- Written instruction -
From the entries below, extract every line that includes the word "ylabel".

[Excerpt from a dataset]
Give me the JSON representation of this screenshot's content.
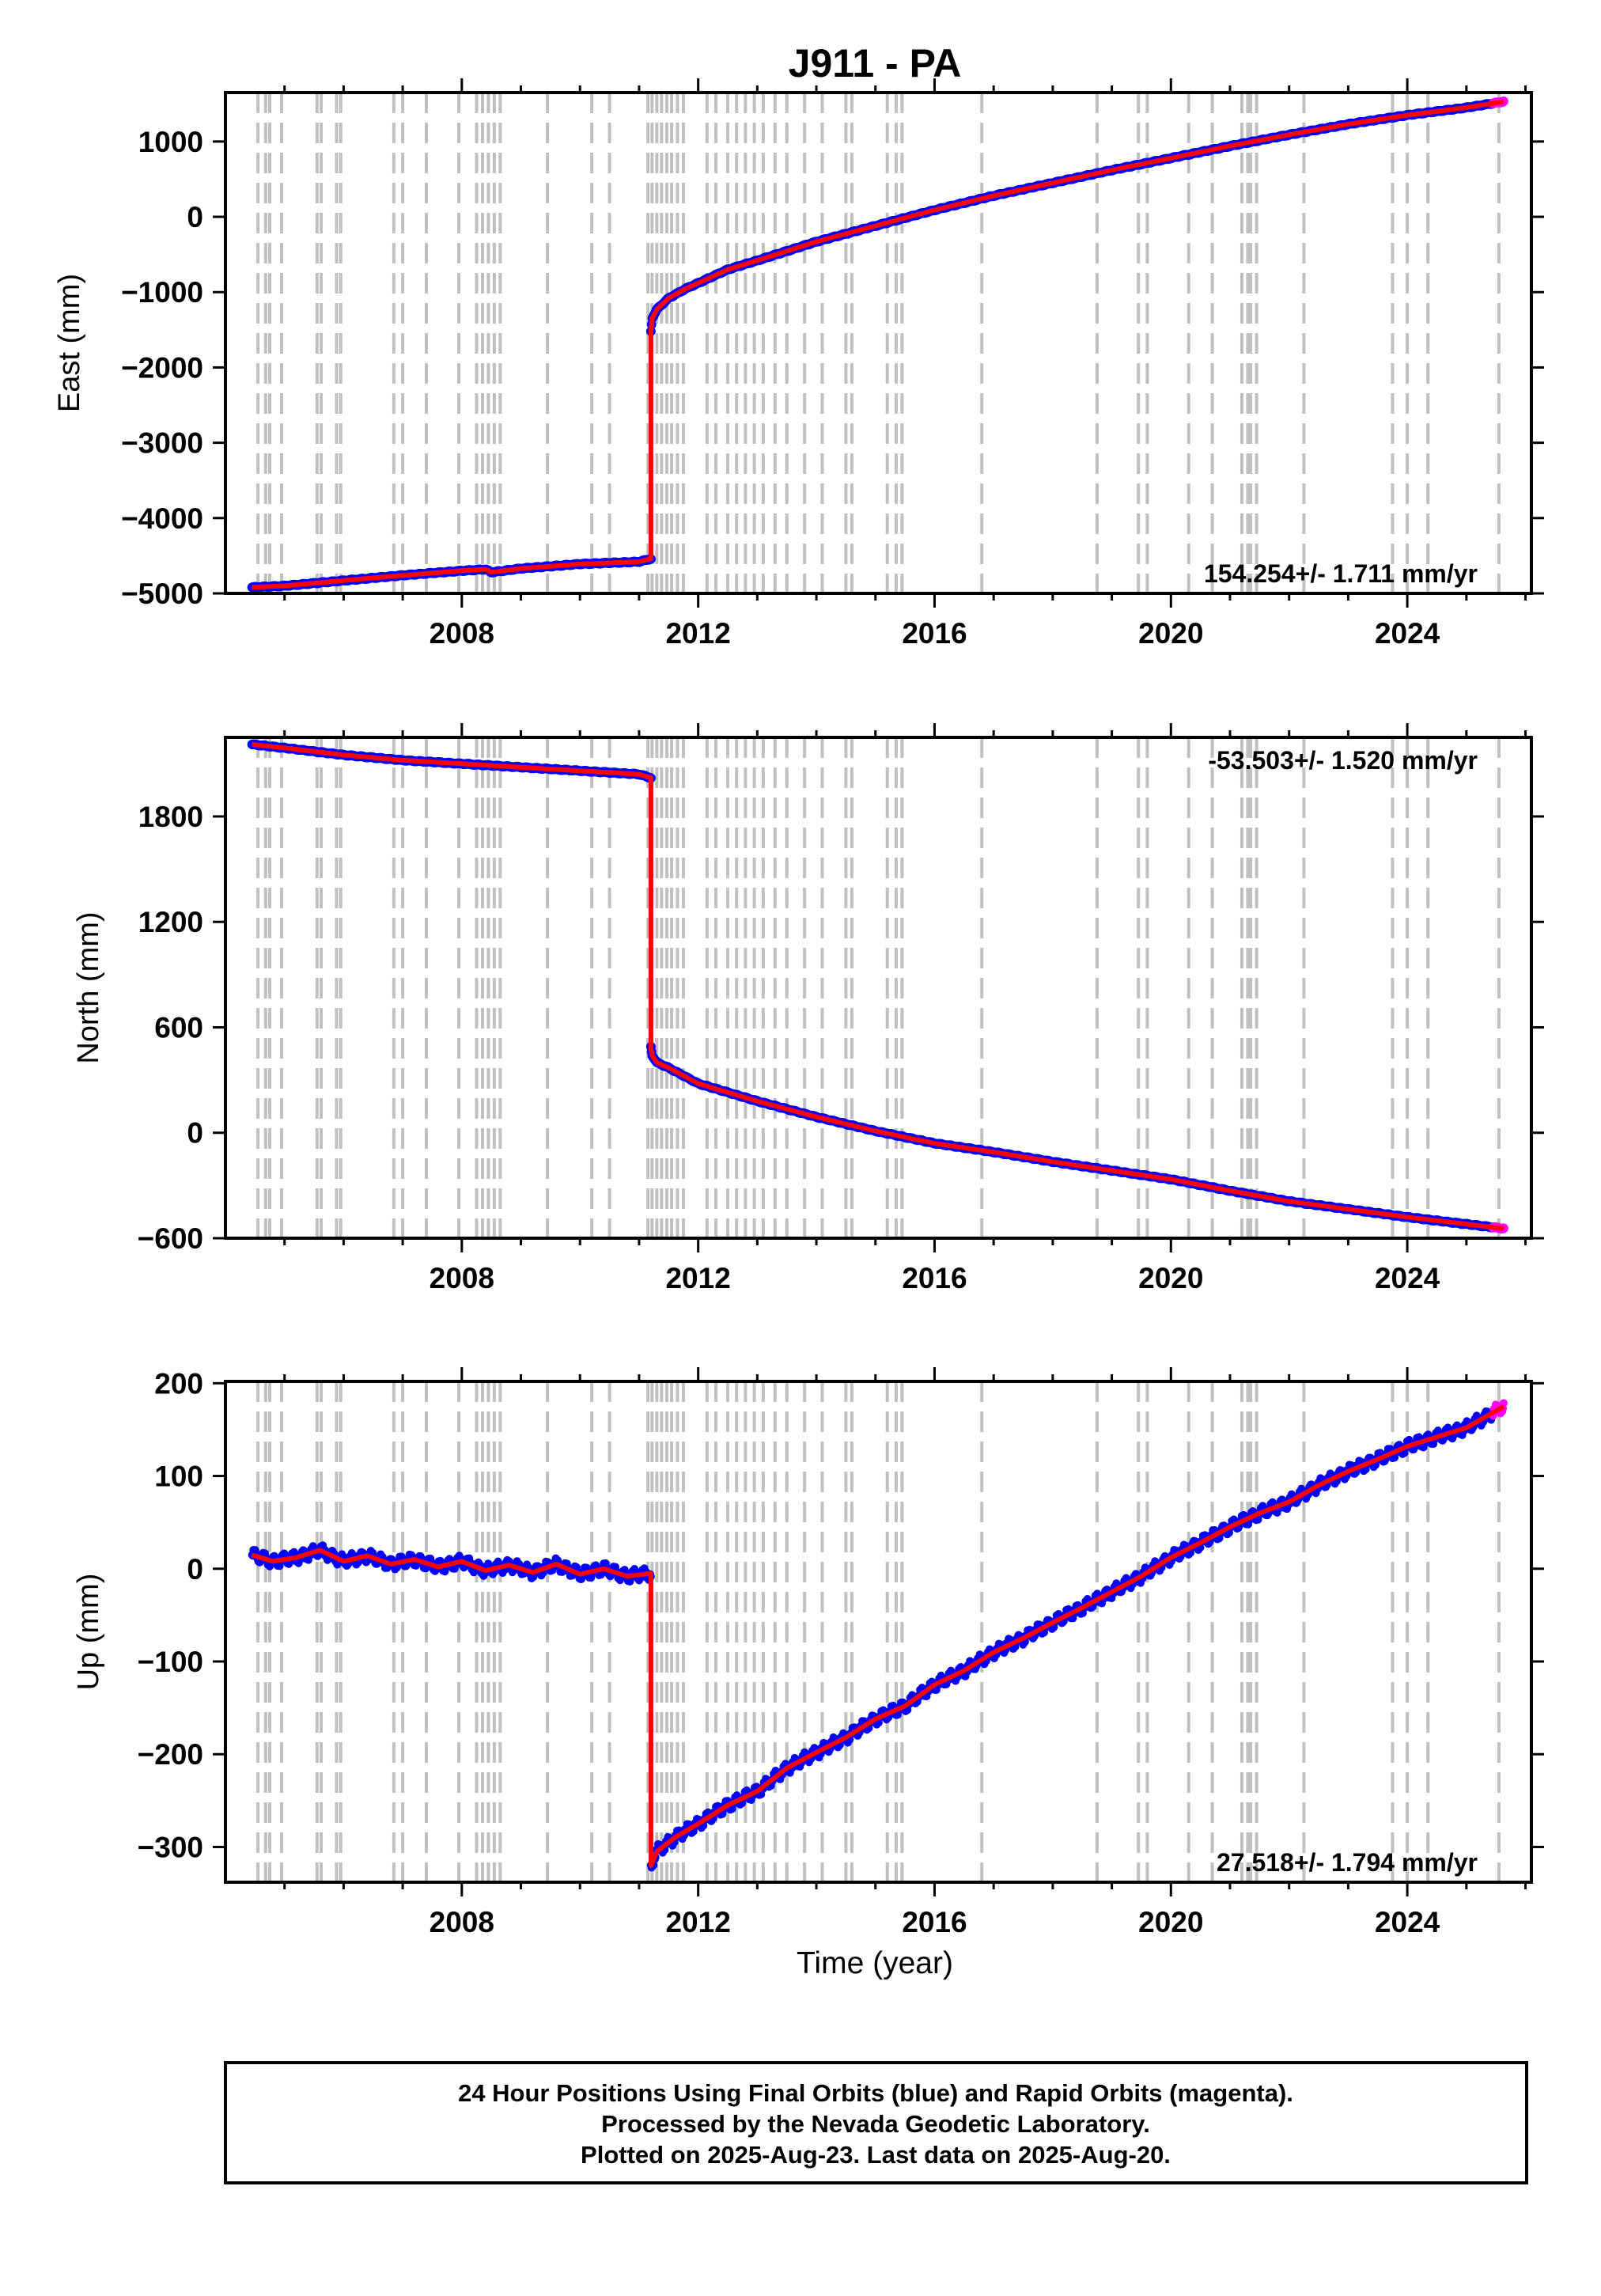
{
  "title": "J911 - PA",
  "xlabel": "Time (year)",
  "footer": {
    "line1": "24 Hour Positions Using Final Orbits (blue) and Rapid Orbits (magenta).",
    "line2": "Processed by the Nevada Geodetic Laboratory.",
    "line3": "Plotted on 2025-Aug-23. Last data on 2025-Aug-20."
  },
  "colors": {
    "final": "#0000ff",
    "rapid": "#ff00ff",
    "model": "#ff0000",
    "steps": "#c0c0c0",
    "axis": "#000000"
  },
  "step_epochs": [
    2004.55,
    2004.68,
    2004.75,
    2004.95,
    2005.55,
    2005.62,
    2005.88,
    2005.95,
    2006.85,
    2007.0,
    2007.4,
    2007.95,
    2008.25,
    2008.35,
    2008.45,
    2008.55,
    2008.65,
    2009.45,
    2010.2,
    2010.5,
    2011.15,
    2011.22,
    2011.3,
    2011.38,
    2011.47,
    2011.55,
    2011.65,
    2011.75,
    2012.15,
    2012.3,
    2012.5,
    2012.65,
    2012.8,
    2012.95,
    2013.1,
    2013.3,
    2013.5,
    2013.8,
    2014.1,
    2014.5,
    2014.6,
    2015.2,
    2015.35,
    2015.45,
    2016.8,
    2018.75,
    2019.45,
    2019.6,
    2020.3,
    2020.7,
    2021.2,
    2021.3,
    2021.35,
    2021.45,
    2022.25,
    2023.75,
    2024.0,
    2024.35,
    2025.55
  ],
  "chart_data": [
    {
      "type": "scatter",
      "component": "east",
      "ylabel": "East (mm)",
      "xlim": [
        2004.0,
        2026.1
      ],
      "ylim": [
        -5000,
        1650
      ],
      "xticks": [
        2008,
        2012,
        2016,
        2020,
        2024
      ],
      "yticks": [
        1000,
        0,
        -1000,
        -2000,
        -3000,
        -4000,
        -5000
      ],
      "ytick_labels": [
        "1000",
        "0",
        "−1000",
        "−2000",
        "−3000",
        "−4000",
        "−5000"
      ],
      "rate": "154.254+/- 1.711 mm/yr",
      "rate_position": "bottom-right",
      "series": [
        {
          "x": [
            2004.45,
            2005.0,
            2006.0,
            2007.0,
            2008.0,
            2008.4,
            2008.5,
            2009.0,
            2010.0,
            2011.0,
            2011.2
          ],
          "y": [
            -4920,
            -4900,
            -4830,
            -4760,
            -4700,
            -4680,
            -4720,
            -4670,
            -4610,
            -4580,
            -4540
          ]
        },
        {
          "x": [
            2011.2,
            2011.22,
            2011.3,
            2011.5,
            2011.8,
            2012.0,
            2012.5,
            2013.0,
            2014.0,
            2015.0,
            2016.0,
            2017.0,
            2018.0,
            2019.0,
            2020.0,
            2021.0,
            2022.0,
            2023.0,
            2024.0,
            2025.0,
            2025.63
          ],
          "y": [
            -1520,
            -1350,
            -1230,
            -1080,
            -950,
            -880,
            -700,
            -580,
            -330,
            -120,
            90,
            280,
            450,
            620,
            780,
            940,
            1090,
            1230,
            1350,
            1450,
            1530
          ]
        }
      ]
    },
    {
      "type": "scatter",
      "component": "north",
      "ylabel": "North (mm)",
      "xlim": [
        2004.0,
        2026.1
      ],
      "ylim": [
        -600,
        2250
      ],
      "xticks": [
        2008,
        2012,
        2016,
        2020,
        2024
      ],
      "yticks": [
        1800,
        1200,
        600,
        0,
        -600
      ],
      "ytick_labels": [
        "1800",
        "1200",
        "600",
        "0",
        "−600"
      ],
      "rate": "-53.503+/- 1.520 mm/yr",
      "rate_position": "top-right",
      "series": [
        {
          "x": [
            2004.45,
            2005.0,
            2006.0,
            2007.0,
            2008.0,
            2009.0,
            2010.0,
            2011.0,
            2011.2
          ],
          "y": [
            2210,
            2190,
            2150,
            2120,
            2100,
            2080,
            2060,
            2040,
            2020
          ]
        },
        {
          "x": [
            2011.2,
            2011.22,
            2011.3,
            2011.5,
            2012.0,
            2012.5,
            2013.0,
            2014.0,
            2015.0,
            2016.0,
            2017.0,
            2018.0,
            2019.0,
            2020.0,
            2021.0,
            2022.0,
            2023.0,
            2024.0,
            2025.0,
            2025.63
          ],
          "y": [
            490,
            440,
            400,
            370,
            280,
            230,
            180,
            90,
            10,
            -60,
            -110,
            -165,
            -215,
            -265,
            -330,
            -390,
            -435,
            -480,
            -520,
            -545
          ]
        }
      ]
    },
    {
      "type": "scatter",
      "component": "up",
      "ylabel": "Up (mm)",
      "xlim": [
        2004.0,
        2026.1
      ],
      "ylim": [
        -338,
        202
      ],
      "xticks": [
        2008,
        2012,
        2016,
        2020,
        2024
      ],
      "yticks": [
        200,
        100,
        0,
        -100,
        -200,
        -300
      ],
      "ytick_labels": [
        "200",
        "100",
        "0",
        "−100",
        "−200",
        "−300"
      ],
      "rate": "27.518+/- 1.794 mm/yr",
      "rate_position": "bottom-right",
      "series": [
        {
          "x": [
            2004.45,
            2004.8,
            2005.2,
            2005.6,
            2006.0,
            2006.4,
            2006.8,
            2007.2,
            2007.6,
            2008.0,
            2008.4,
            2008.8,
            2009.2,
            2009.6,
            2010.0,
            2010.4,
            2010.8,
            2011.2
          ],
          "y": [
            15,
            8,
            12,
            20,
            8,
            14,
            5,
            10,
            2,
            8,
            -2,
            4,
            -4,
            5,
            -6,
            0,
            -8,
            -5
          ]
        },
        {
          "x": [
            2011.2,
            2011.3,
            2011.6,
            2012.0,
            2012.5,
            2013.0,
            2013.5,
            2014.0,
            2014.5,
            2015.0,
            2015.5,
            2016.0,
            2016.5,
            2017.0,
            2017.5,
            2018.0,
            2018.5,
            2019.0,
            2019.5,
            2020.0,
            2020.5,
            2021.0,
            2021.5,
            2022.0,
            2022.5,
            2023.0,
            2023.5,
            2024.0,
            2024.5,
            2025.0,
            2025.63
          ],
          "y": [
            -320,
            -305,
            -290,
            -275,
            -255,
            -240,
            -215,
            -198,
            -182,
            -162,
            -148,
            -125,
            -110,
            -90,
            -75,
            -58,
            -42,
            -25,
            -8,
            12,
            28,
            45,
            60,
            72,
            90,
            105,
            118,
            132,
            142,
            152,
            175
          ]
        }
      ]
    }
  ]
}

- Exercise answer -
      "ylabel": "East (mm)",
      "ylabel": "North (mm)",
      "ylabel": "Up (mm)",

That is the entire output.